- _Goal_
In the listing below, count each line containing "dnia" and answer with the count only.

- _Data records_
-------
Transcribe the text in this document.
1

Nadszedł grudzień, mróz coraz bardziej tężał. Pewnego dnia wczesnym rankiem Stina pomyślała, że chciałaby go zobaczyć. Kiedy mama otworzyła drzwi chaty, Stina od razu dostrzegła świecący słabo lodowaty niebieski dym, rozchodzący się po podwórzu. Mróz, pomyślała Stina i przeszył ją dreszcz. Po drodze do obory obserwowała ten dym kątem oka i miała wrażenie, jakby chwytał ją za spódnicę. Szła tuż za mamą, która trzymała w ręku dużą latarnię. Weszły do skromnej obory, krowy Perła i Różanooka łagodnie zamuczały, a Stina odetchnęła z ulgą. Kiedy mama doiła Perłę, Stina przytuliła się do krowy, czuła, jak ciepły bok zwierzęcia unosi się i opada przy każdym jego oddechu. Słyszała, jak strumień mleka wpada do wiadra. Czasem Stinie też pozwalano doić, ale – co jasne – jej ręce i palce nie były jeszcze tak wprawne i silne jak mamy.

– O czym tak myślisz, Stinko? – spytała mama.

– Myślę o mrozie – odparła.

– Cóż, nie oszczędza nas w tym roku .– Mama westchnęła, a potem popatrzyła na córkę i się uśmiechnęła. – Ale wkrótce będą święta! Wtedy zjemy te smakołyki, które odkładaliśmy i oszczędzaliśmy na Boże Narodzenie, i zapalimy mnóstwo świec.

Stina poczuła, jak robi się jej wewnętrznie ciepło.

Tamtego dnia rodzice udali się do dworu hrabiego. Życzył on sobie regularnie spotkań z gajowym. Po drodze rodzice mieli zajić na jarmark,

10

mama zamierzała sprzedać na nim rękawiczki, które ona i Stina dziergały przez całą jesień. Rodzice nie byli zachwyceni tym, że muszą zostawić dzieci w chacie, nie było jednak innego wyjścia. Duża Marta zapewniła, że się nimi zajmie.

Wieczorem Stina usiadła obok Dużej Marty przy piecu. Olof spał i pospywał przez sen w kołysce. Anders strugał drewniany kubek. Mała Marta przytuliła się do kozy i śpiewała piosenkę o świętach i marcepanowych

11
-------
- _Exercise solution_
2